*What to do*
Going through the listing below, tally the lines that contain the word "page" and give only that figure.

——————

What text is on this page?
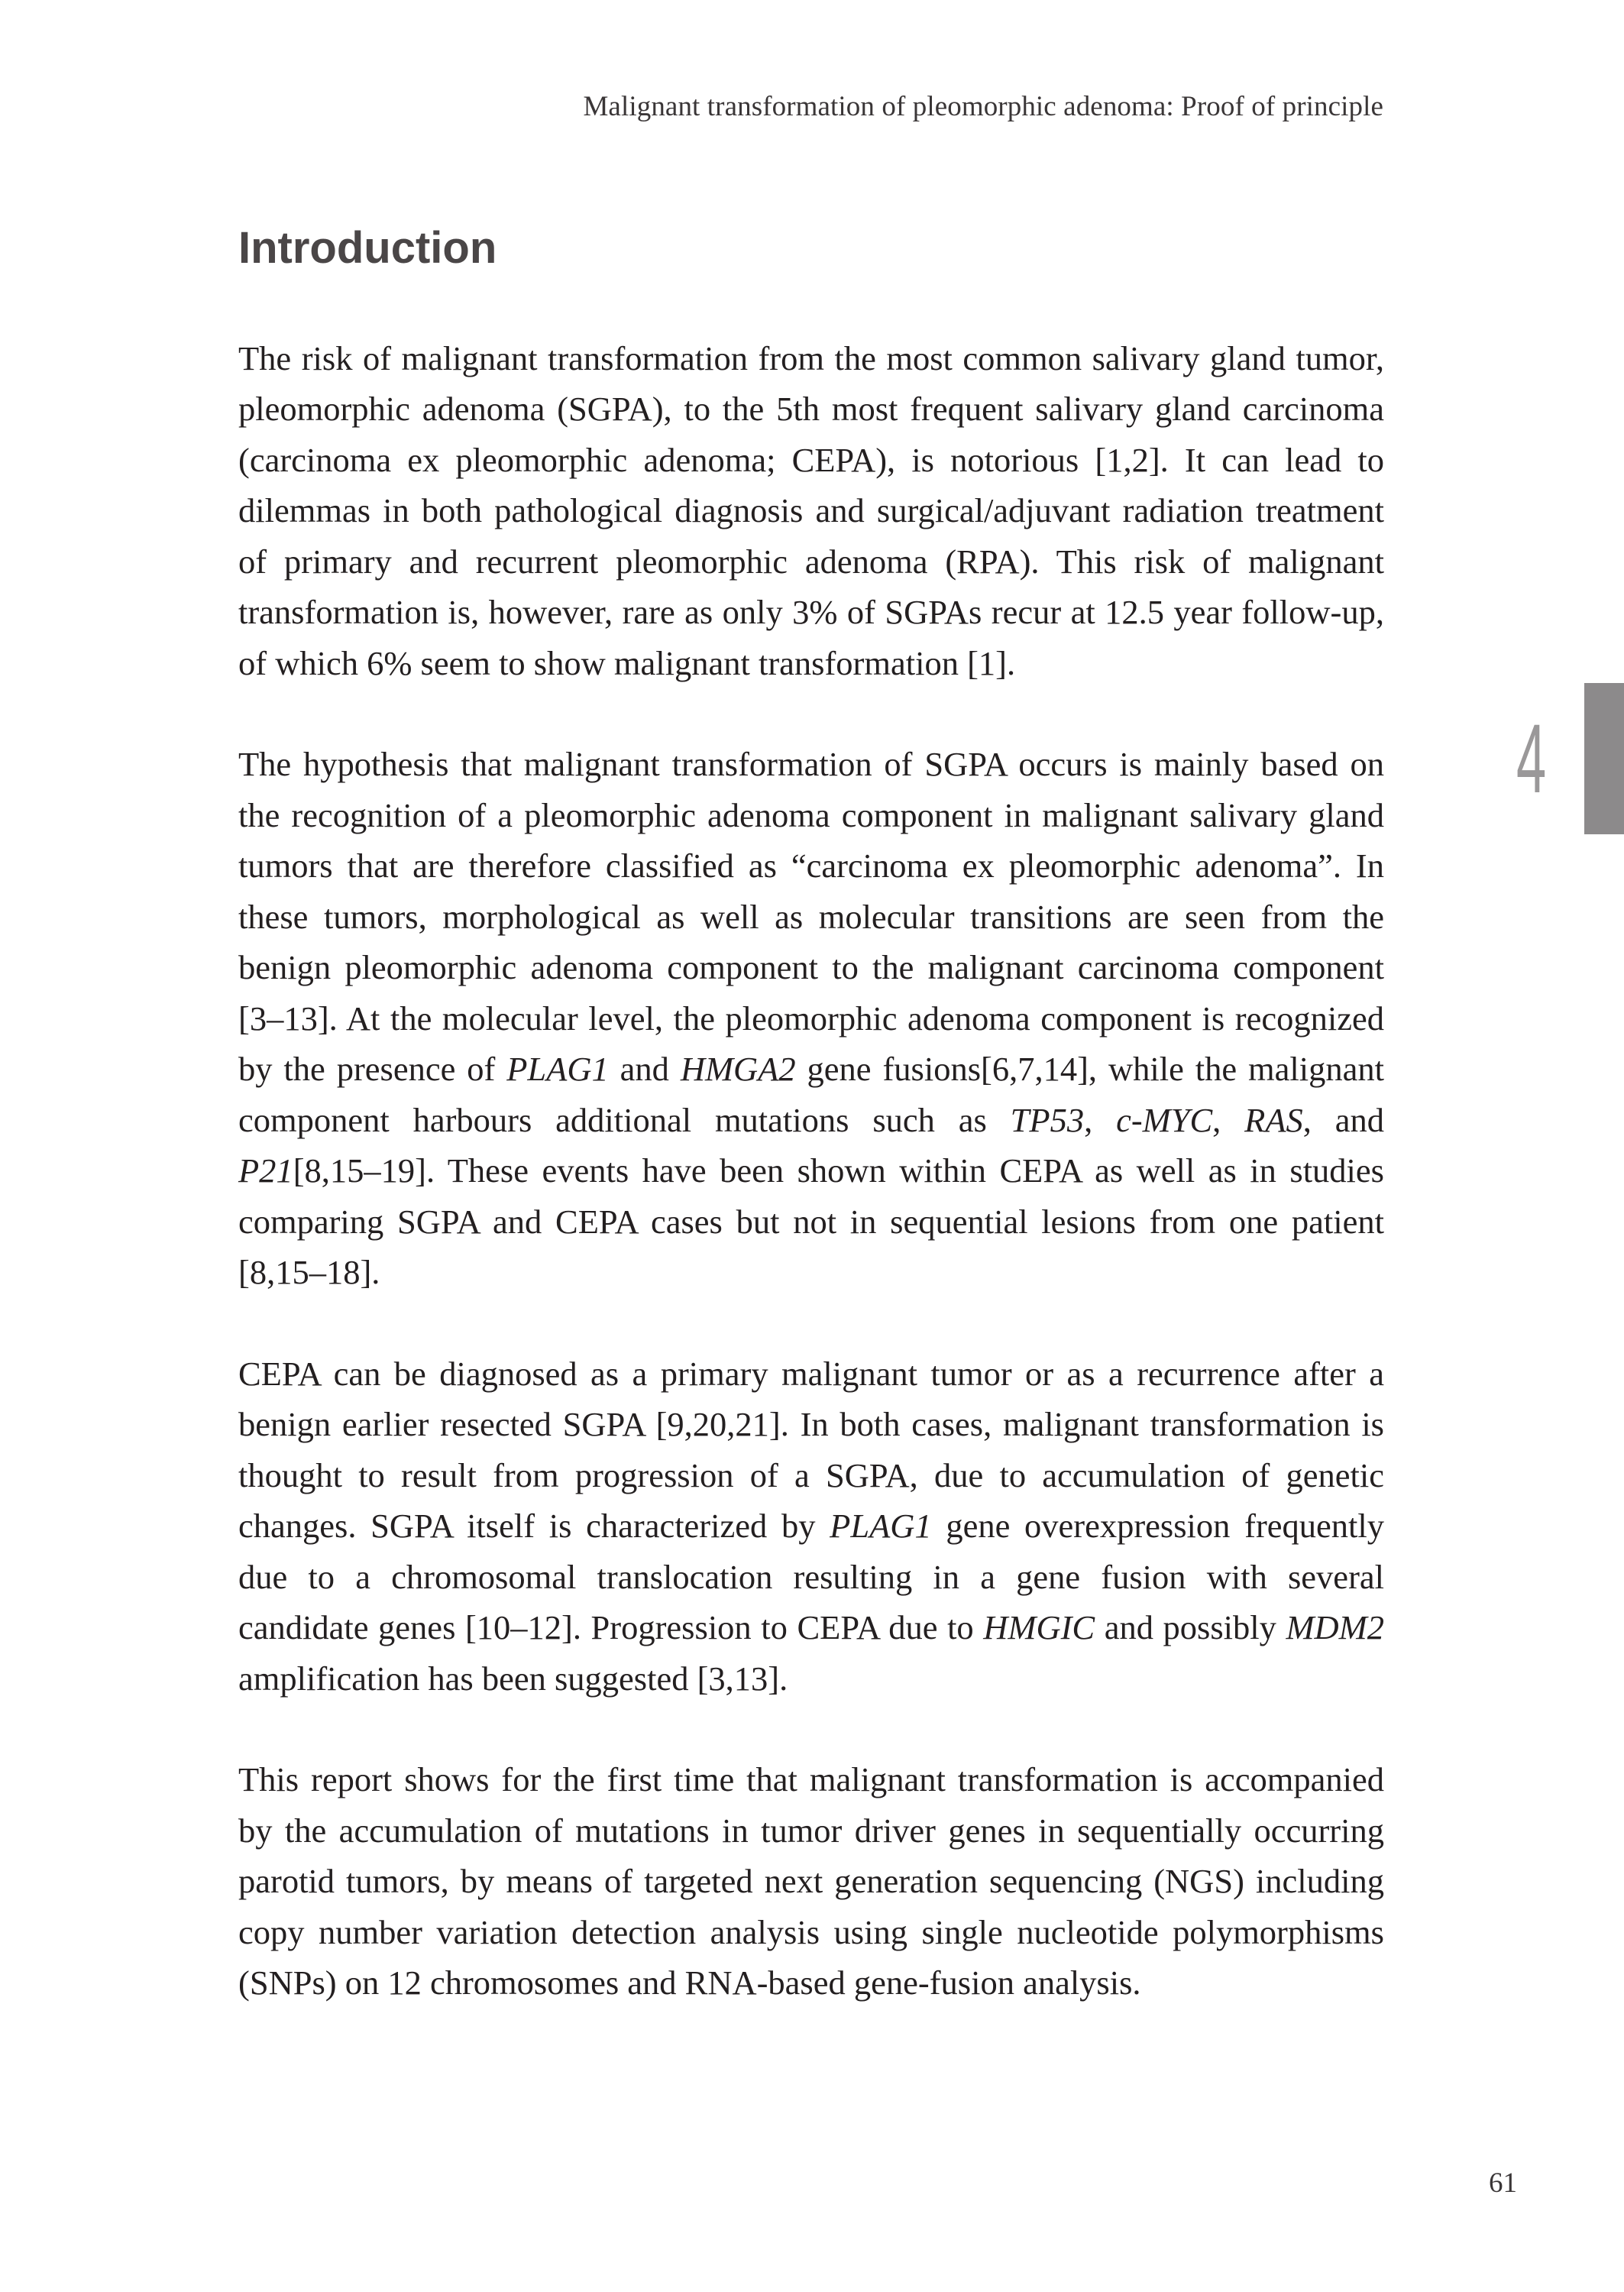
Malignant transformation of pleomorphic adenoma: Proof of principle
4
Introduction

The risk of malignant transformation from the most common salivary gland tumor, pleomorphic adenoma (SGPA), to the 5th most frequent salivary gland carcinoma (carcinoma ex pleomorphic adenoma; CEPA), is notorious [1,2]. It can lead to dilemmas in both pathological diagnosis and surgical/adjuvant radiation treatment of primary and recurrent pleomorphic adenoma (RPA). This risk of malignant transformation is, however, rare as only 3% of SGPAs recur at 12.5 year follow-up, of which 6% seem to show malignant transformation [1].

The hypothesis that malignant transformation of SGPA occurs is mainly based on the recognition of a pleomorphic adenoma component in malignant salivary gland tumors that are therefore classified as “carcinoma ex pleomorphic adenoma”. In these tumors, morphological as well as molecular transitions are seen from the benign pleomorphic adenoma component to the malignant carcinoma component [3–13]. At the molecular level, the pleomorphic adenoma component is recognized by the presence of PLAG1 and HMGA2 gene fusions[6,7,14], while the malignant component harbours additional mutations such as TP53, c-MYC, RAS, and P21[8,15–19]. These events have been shown within CEPA as well as in studies comparing SGPA and CEPA cases but not in sequential lesions from one patient [8,15–18].

CEPA can be diagnosed as a primary malignant tumor or as a recurrence after a benign earlier resected SGPA [9,20,21]. In both cases, malignant transformation is thought to result from progression of a SGPA, due to accumulation of genetic changes. SGPA itself is characterized by PLAG1 gene overexpression frequently due to a chromosomal translocation resulting in a gene fusion with several candidate genes [10–12]. Progression to CEPA due to HMGIC and possibly MDM2 amplification has been suggested [3,13].

This report shows for the first time that malignant transformation is accompanied by the accumulation of mutations in tumor driver genes in sequentially occurring parotid tumors, by means of targeted next generation sequencing (NGS) including copy number variation detection analysis using single nucleotide polymorphisms (SNPs) on 12 chromosomes and RNA-based gene-fusion analysis.

61
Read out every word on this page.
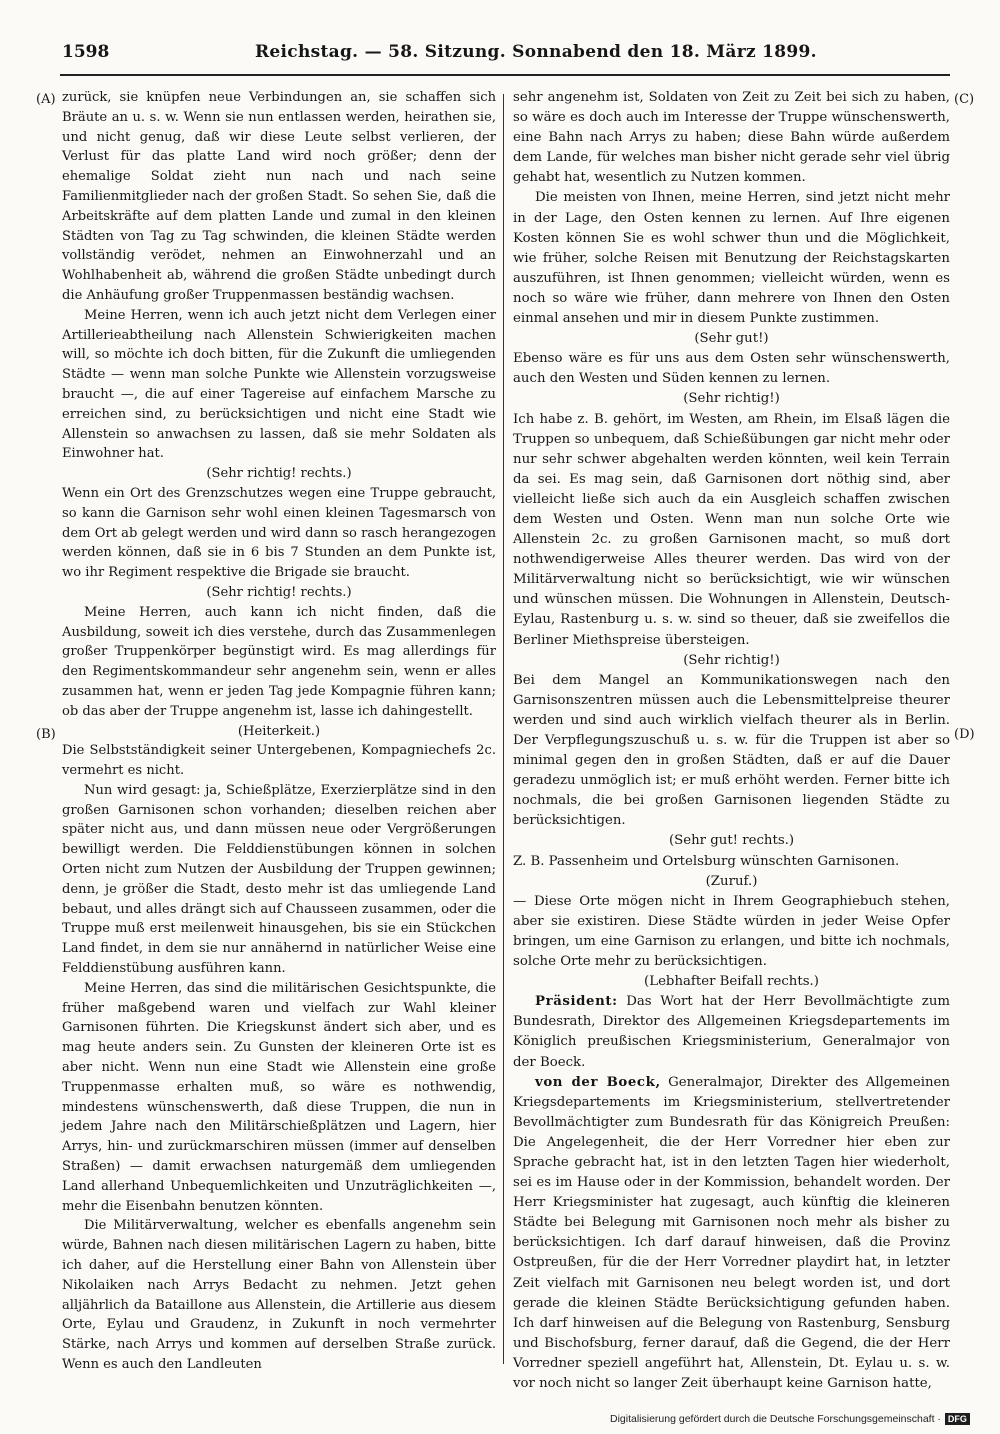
1598	Reichstag. — 58. Sitzung. Sonnabend den 18. März 1899.
(A)
(B)
(C)
(D)

zurück, sie knüpfen neue Verbindungen an, sie schaffen sich Bräute an u. s. w. Wenn sie nun entlassen werden, heirathen sie, und nicht genug, daß wir diese Leute selbst verlieren, der Verlust für das platte Land wird noch größer; denn der ehemalige Soldat zieht nun nach und nach seine Familienmitglieder nach der großen Stadt. So sehen Sie, daß die Arbeitskräfte auf dem platten Lande und zumal in den kleinen Städten von Tag zu Tag schwinden, die kleinen Städte werden vollständig verödet, nehmen an Einwohnerzahl und an Wohlhabenheit ab, während die großen Städte unbedingt durch die Anhäufung großer Truppenmassen beständig wachsen.

Meine Herren, wenn ich auch jetzt nicht dem Verlegen einer Artillerieabtheilung nach Allenstein Schwierigkeiten machen will, so möchte ich doch bitten, für die Zukunft die umliegenden Städte — wenn man solche Punkte wie Allenstein vorzugsweise braucht —, die auf einer Tagereise auf einfachem Marsche zu erreichen sind, zu berücksichtigen und nicht eine Stadt wie Allenstein so anwachsen zu lassen, daß sie mehr Soldaten als Einwohner hat.

(Sehr richtig! rechts.)

Wenn ein Ort des Grenzschutzes wegen eine Truppe gebraucht, so kann die Garnison sehr wohl einen kleinen Tagesmarsch von dem Ort ab gelegt werden und wird dann so rasch herangezogen werden können, daß sie in 6 bis 7 Stunden an dem Punkte ist, wo ihr Regiment respektive die Brigade sie braucht.

(Sehr richtig! rechts.)

Meine Herren, auch kann ich nicht finden, daß die Ausbildung, soweit ich dies verstehe, durch das Zusammenlegen großer Truppenkörper begünstigt wird. Es mag allerdings für den Regimentskommandeur sehr angenehm sein, wenn er alles zusammen hat, wenn er jeden Tag jede Kompagnie führen kann; ob das aber der Truppe angenehm ist, lasse ich dahingestellt.

(Heiterkeit.)

Die Selbstständigkeit seiner Untergebenen, Kompagniechefs 2c. vermehrt es nicht.

Nun wird gesagt: ja, Schießplätze, Exerzierplätze sind in den großen Garnisonen schon vorhanden; dieselben reichen aber später nicht aus, und dann müssen neue oder Vergrößerungen bewilligt werden. Die Felddienstübungen können in solchen Orten nicht zum Nutzen der Ausbildung der Truppen gewinnen; denn, je größer die Stadt, desto mehr ist das umliegende Land bebaut, und alles drängt sich auf Chausseen zusammen, oder die Truppe muß erst meilenweit hinausgehen, bis sie ein Stückchen Land findet, in dem sie nur annähernd in natürlicher Weise eine Felddienstübung ausführen kann.

Meine Herren, das sind die militärischen Gesichtspunkte, die früher maßgebend waren und vielfach zur Wahl kleiner Garnisonen führten. Die Kriegskunst ändert sich aber, und es mag heute anders sein. Zu Gunsten der kleineren Orte ist es aber nicht. Wenn nun eine Stadt wie Allenstein eine große Truppenmasse erhalten muß, so wäre es nothwendig, mindestens wünschenswerth, daß diese Truppen, die nun in jedem Jahre nach den Militärschießplätzen und Lagern, hier Arrys, hin- und zurückmarschiren müssen (immer auf denselben Straßen) — damit erwachsen naturgemäß dem umliegenden Land allerhand Unbequemlichkeiten und Unzuträglichkeiten —, mehr die Eisenbahn benutzen könnten.

Die Militärverwaltung, welcher es ebenfalls angenehm sein würde, Bahnen nach diesen militärischen Lagern zu haben, bitte ich daher, auf die Herstellung einer Bahn von Allenstein über Nikolaiken nach Arrys Bedacht zu nehmen. Jetzt gehen alljährlich da Bataillone aus Allenstein, die Artillerie aus diesem Orte, Eylau und Graudenz, in Zukunft in noch vermehrter Stärke, nach Arrys und kommen auf derselben Straße zurück. Wenn es auch den Landleuten

sehr angenehm ist, Soldaten von Zeit zu Zeit bei sich zu haben, so wäre es doch auch im Interesse der Truppe wünschenswerth, eine Bahn nach Arrys zu haben; diese Bahn würde außerdem dem Lande, für welches man bisher nicht gerade sehr viel übrig gehabt hat, wesentlich zu Nutzen kommen.

Die meisten von Ihnen, meine Herren, sind jetzt nicht mehr in der Lage, den Osten kennen zu lernen. Auf Ihre eigenen Kosten können Sie es wohl schwer thun und die Möglichkeit, wie früher, solche Reisen mit Benutzung der Reichstagskarten auszuführen, ist Ihnen genommen; vielleicht würden, wenn es noch so wäre wie früher, dann mehrere von Ihnen den Osten einmal ansehen und mir in diesem Punkte zustimmen.

(Sehr gut!)

Ebenso wäre es für uns aus dem Osten sehr wünschenswerth, auch den Westen und Süden kennen zu lernen.

(Sehr richtig!)

Ich habe z. B. gehört, im Westen, am Rhein, im Elsaß lägen die Truppen so unbequem, daß Schießübungen gar nicht mehr oder nur sehr schwer abgehalten werden könnten, weil kein Terrain da sei. Es mag sein, daß Garnisonen dort nöthig sind, aber vielleicht ließe sich auch da ein Ausgleich schaffen zwischen dem Westen und Osten. Wenn man nun solche Orte wie Allenstein 2c. zu großen Garnisonen macht, so muß dort nothwendigerweise Alles theurer werden. Das wird von der Militärverwaltung nicht so berücksichtigt, wie wir wünschen und wünschen müssen. Die Wohnungen in Allenstein, Deutsch-Eylau, Rastenburg u. s. w. sind so theuer, daß sie zweifellos die Berliner Miethspreise übersteigen.

(Sehr richtig!)

Bei dem Mangel an Kommunikationswegen nach den Garnisonszentren müssen auch die Lebensmittelpreise theurer werden und sind auch wirklich vielfach theurer als in Berlin. Der Verpflegungszuschuß u. s. w. für die Truppen ist aber so minimal gegen den in großen Städten, daß er auf die Dauer geradezu unmöglich ist; er muß erhöht werden. Ferner bitte ich nochmals, die bei großen Garnisonen liegenden Städte zu berücksichtigen.

(Sehr gut! rechts.)

Z. B. Passenheim und Ortelsburg wünschten Garnisonen.

(Zuruf.)

— Diese Orte mögen nicht in Ihrem Geographiebuch stehen, aber sie existiren. Diese Städte würden in jeder Weise Opfer bringen, um eine Garnison zu erlangen, und bitte ich nochmals, solche Orte mehr zu berücksichtigen.

(Lebhafter Beifall rechts.)

Präsident: Das Wort hat der Herr Bevollmächtigte zum Bundesrath, Direktor des Allgemeinen Kriegsdepartements im Königlich preußischen Kriegsministerium, Generalmajor von der Boeck.

von der Boeck, Generalmajor, Direkter des Allgemeinen Kriegsdepartements im Kriegsministerium, stellvertretender Bevollmächtigter zum Bundesrath für das Königreich Preußen: Die Angelegenheit, die der Herr Vorredner hier eben zur Sprache gebracht hat, ist in den letzten Tagen hier wiederholt, sei es im Hause oder in der Kommission, behandelt worden. Der Herr Kriegsminister hat zugesagt, auch künftig die kleineren Städte bei Belegung mit Garnisonen noch mehr als bisher zu berücksichtigen. Ich darf darauf hinweisen, daß die Provinz Ostpreußen, für die der Herr Vorredner playdirt hat, in letzter Zeit vielfach mit Garnisonen neu belegt worden ist, und dort gerade die kleinen Städte Berücksichtigung gefunden haben. Ich darf hinweisen auf die Belegung von Rastenburg, Sensburg und Bischofsburg, ferner darauf, daß die Gegend, die der Herr Vorredner speziell angeführt hat, Allenstein, Dt. Eylau u. s. w. vor noch nicht so langer Zeit überhaupt keine Garnison hatte,

Digitalisierung gefördert durch die Deutsche Forschungsgemeinschaft · DFG
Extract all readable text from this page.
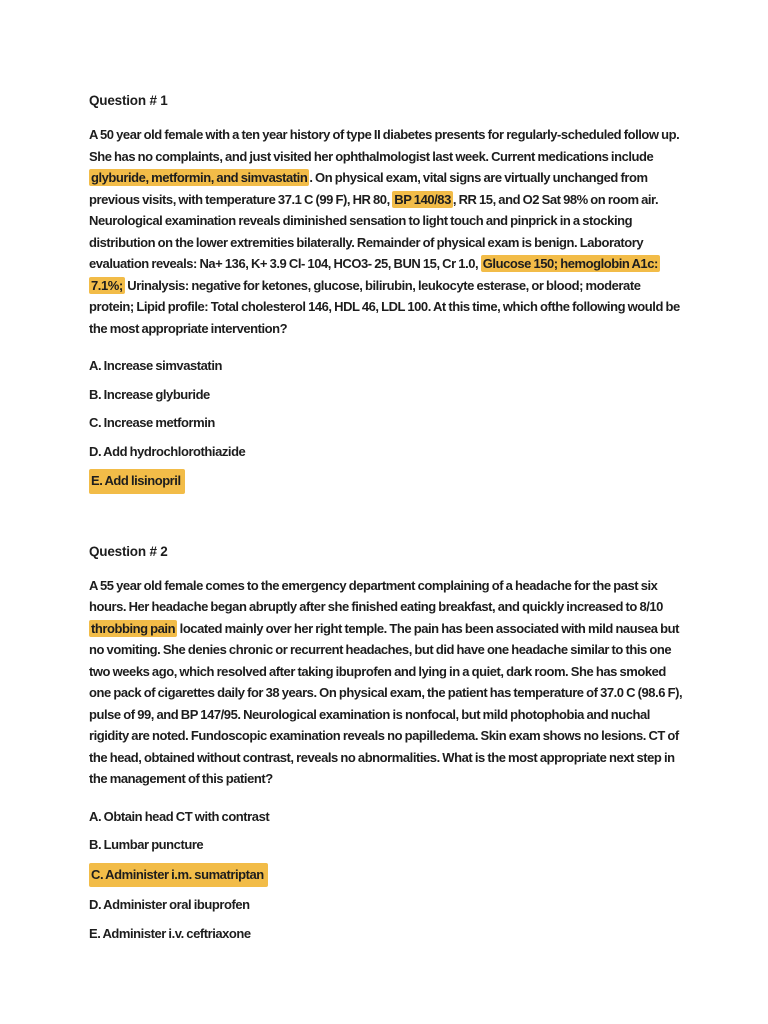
Question # 1

A 50 year old female with a ten year history of type II diabetes presents for regularly-scheduled follow up. She has no complaints, and just visited her ophthalmologist last week. Current medications include glyburide, metformin, and simvastatin . On physical exam, vital signs are virtually unchanged from previous visits, with temperature 37.1 C (99 F), HR 80, BP 140/83 , RR 15, and O2 Sat 98% on room air. Neurological examination reveals diminished sensation to light touch and pinprick in a stocking distribution on the lower extremities bilaterally. Remainder of physical exam is benign. Laboratory evaluation reveals: Na+ 136, K+ 3.9 Cl- 104, HCO3- 25, BUN 15, Cr 1.0, Glucose 150; hemoglobin A1c: 7.1%; Urinalysis: negative for ketones, glucose, bilirubin, leukocyte esterase, or blood; moderate protein; Lipid profile: Total cholesterol 146, HDL 46, LDL 100. At this time, which ofthe following would be the most appropriate intervention?

A. Increase simvastatin

B. Increase glyburide

C. Increase metformin

D. Add hydrochlorothiazide

E. Add lisinopril

Question # 2

A 55 year old female comes to the emergency department complaining of a headache for the past six hours. Her headache began abruptly after she finished eating breakfast, and quickly increased to 8/10 throbbing pain located mainly over her right temple. The pain has been associated with mild nausea but no vomiting. She denies chronic or recurrent headaches, but did have one headache similar to this one two weeks ago, which resolved after taking ibuprofen and lying in a quiet, dark room. She has smoked one pack of cigarettes daily for 38 years. On physical exam, the patient has temperature of 37.0 C (98.6 F), pulse of 99, and BP 147/95. Neurological examination is nonfocal, but mild photophobia and nuchal rigidity are noted. Fundoscopic examination reveals no papilledema. Skin exam shows no lesions. CT of the head, obtained without contrast, reveals no abnormalities. What is the most appropriate next step in the management of this patient?

A. Obtain head CT with contrast

B. Lumbar puncture

C. Administer i.m. sumatriptan

D. Administer oral ibuprofen

E. Administer i.v. ceftriaxone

——————

*Task response*
3